TO BE DONE.
Select all lines with the string "recommended" in them, and copy those lines.
┄┄┄┄┄┄┄┄┄┄┄┄┄┄┄┄┄┄┄┄
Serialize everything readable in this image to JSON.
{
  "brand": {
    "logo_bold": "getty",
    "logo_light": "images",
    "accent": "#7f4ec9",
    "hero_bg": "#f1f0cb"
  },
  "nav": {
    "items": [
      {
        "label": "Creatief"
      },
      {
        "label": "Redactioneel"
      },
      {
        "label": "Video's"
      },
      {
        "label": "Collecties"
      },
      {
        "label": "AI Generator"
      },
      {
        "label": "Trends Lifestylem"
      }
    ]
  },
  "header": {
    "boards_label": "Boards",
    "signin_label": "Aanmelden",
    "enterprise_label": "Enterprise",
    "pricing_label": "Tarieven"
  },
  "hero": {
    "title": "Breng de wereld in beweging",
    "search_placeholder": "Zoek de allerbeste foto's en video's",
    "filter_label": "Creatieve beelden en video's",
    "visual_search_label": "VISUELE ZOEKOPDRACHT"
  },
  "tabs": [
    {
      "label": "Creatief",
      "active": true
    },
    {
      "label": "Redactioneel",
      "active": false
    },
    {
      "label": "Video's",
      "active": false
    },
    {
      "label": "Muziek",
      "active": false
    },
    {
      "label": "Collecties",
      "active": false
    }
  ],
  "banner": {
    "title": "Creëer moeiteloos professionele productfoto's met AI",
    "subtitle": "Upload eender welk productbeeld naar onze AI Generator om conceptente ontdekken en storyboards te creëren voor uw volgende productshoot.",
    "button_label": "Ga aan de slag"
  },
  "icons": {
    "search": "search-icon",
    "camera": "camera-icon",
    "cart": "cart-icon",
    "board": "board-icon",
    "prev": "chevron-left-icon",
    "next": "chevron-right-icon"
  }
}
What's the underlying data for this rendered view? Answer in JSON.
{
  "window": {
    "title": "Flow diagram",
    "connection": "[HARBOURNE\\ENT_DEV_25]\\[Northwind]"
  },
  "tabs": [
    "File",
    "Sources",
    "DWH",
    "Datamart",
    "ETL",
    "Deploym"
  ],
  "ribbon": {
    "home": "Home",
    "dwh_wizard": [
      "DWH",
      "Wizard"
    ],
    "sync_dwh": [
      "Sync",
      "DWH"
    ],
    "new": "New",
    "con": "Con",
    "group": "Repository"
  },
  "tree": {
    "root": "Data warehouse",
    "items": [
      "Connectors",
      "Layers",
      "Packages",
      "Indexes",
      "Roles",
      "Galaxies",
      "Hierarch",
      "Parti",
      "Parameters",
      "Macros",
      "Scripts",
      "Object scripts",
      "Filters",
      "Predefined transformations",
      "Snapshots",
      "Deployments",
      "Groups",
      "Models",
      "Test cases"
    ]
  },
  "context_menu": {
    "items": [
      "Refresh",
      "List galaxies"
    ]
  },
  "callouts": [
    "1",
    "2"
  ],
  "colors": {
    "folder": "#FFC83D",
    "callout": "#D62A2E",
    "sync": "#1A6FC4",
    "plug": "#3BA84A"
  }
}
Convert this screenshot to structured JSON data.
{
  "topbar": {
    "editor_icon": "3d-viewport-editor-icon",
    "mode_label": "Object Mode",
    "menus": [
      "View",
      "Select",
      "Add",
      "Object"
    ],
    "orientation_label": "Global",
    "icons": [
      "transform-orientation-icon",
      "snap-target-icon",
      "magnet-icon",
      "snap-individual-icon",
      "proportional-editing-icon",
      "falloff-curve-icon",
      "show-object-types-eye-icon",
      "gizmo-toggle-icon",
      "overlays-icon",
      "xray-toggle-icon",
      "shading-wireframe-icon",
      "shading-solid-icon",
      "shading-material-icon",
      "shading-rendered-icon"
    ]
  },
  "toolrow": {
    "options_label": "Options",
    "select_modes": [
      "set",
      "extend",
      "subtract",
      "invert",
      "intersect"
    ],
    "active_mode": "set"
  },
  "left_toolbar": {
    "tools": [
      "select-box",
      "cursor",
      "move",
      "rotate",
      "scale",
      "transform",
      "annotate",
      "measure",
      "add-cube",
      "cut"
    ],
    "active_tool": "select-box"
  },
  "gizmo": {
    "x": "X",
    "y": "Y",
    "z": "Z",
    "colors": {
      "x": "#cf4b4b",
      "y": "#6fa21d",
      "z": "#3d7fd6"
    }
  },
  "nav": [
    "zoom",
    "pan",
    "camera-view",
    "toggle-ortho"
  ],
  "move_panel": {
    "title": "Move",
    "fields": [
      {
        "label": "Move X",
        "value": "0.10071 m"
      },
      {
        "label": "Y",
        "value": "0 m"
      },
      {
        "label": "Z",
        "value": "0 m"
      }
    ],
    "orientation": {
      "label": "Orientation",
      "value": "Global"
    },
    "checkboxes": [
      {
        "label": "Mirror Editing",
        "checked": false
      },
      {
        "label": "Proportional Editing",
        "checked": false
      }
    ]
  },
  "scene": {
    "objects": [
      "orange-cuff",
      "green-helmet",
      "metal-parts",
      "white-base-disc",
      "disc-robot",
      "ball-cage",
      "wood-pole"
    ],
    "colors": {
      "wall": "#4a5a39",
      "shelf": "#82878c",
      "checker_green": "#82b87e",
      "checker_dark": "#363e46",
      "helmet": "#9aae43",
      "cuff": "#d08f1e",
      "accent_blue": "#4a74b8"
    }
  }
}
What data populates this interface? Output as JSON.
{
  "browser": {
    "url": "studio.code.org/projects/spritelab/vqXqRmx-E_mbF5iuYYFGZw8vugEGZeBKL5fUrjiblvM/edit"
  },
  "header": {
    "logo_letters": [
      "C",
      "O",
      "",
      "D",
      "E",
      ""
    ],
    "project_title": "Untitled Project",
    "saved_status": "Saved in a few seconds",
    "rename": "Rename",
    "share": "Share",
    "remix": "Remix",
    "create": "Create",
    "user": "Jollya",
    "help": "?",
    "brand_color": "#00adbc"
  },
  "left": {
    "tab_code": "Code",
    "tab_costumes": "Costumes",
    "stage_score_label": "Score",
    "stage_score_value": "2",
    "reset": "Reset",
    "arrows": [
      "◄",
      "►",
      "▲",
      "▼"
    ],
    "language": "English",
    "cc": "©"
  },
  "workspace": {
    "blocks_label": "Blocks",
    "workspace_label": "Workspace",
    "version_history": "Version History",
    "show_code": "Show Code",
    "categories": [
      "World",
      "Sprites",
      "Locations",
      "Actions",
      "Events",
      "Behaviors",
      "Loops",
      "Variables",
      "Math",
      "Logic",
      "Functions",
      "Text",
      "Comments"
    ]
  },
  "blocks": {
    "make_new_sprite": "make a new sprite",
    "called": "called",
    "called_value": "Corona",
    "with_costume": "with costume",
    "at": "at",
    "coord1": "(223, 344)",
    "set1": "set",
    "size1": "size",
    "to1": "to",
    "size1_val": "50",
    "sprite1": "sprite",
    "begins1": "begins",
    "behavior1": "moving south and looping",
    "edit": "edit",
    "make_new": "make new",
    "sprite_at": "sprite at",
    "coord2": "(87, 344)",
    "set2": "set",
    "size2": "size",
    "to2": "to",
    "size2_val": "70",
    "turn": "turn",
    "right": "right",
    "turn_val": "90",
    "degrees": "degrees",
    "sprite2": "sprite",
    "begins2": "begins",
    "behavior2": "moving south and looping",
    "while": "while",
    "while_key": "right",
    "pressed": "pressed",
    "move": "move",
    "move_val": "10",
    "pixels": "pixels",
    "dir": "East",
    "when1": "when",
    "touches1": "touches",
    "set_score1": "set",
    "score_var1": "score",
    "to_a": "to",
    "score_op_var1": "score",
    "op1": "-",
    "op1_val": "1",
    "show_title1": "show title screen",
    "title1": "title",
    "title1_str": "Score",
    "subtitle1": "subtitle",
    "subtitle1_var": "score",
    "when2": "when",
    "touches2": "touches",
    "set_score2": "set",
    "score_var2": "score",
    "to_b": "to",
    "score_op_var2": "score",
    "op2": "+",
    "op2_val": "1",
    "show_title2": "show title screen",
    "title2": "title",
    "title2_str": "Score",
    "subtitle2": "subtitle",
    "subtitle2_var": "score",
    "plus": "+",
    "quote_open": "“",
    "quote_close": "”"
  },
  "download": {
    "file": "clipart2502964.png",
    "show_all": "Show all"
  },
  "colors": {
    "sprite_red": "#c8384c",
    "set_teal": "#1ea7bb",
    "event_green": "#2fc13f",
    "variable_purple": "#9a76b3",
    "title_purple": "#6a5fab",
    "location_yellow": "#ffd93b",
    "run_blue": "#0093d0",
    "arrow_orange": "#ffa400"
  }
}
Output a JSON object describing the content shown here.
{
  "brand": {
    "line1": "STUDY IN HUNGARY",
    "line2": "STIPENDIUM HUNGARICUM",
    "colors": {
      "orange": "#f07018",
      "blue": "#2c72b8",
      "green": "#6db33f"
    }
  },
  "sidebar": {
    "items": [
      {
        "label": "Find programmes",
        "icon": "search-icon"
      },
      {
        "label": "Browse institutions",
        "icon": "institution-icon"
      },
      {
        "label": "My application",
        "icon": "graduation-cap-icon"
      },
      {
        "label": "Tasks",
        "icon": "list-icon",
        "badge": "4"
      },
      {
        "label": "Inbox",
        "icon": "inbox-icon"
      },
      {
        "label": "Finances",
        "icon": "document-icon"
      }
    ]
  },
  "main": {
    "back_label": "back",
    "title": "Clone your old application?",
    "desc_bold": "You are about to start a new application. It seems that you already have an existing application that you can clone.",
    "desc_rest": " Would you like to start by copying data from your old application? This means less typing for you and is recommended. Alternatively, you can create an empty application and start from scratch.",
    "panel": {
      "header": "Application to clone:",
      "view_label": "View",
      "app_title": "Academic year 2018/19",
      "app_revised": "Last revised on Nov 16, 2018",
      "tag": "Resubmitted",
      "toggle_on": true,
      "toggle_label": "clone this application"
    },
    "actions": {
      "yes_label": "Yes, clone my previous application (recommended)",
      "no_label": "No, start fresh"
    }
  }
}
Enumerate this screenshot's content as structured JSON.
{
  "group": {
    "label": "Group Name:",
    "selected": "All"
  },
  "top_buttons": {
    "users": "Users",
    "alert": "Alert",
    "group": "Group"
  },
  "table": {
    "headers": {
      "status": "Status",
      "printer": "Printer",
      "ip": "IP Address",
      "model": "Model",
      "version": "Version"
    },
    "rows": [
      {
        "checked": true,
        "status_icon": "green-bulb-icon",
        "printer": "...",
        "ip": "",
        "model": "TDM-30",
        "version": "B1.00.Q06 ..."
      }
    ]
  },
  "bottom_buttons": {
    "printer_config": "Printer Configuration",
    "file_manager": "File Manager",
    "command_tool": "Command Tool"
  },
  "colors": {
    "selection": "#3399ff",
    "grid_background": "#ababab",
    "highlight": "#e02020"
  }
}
┄┄┄┄┄┄┄┄┄┄┄┄┄┄┄┄┄┄┄┄
WRITTEN RESPONSE.
    "desc_rest": " Would you like to start by copying data from your old application? This means less typing for you and is recommended. Alternatively, you can create an empty application and start from scratch.",
      "yes_label": "Yes, clone my previous application (recommended)",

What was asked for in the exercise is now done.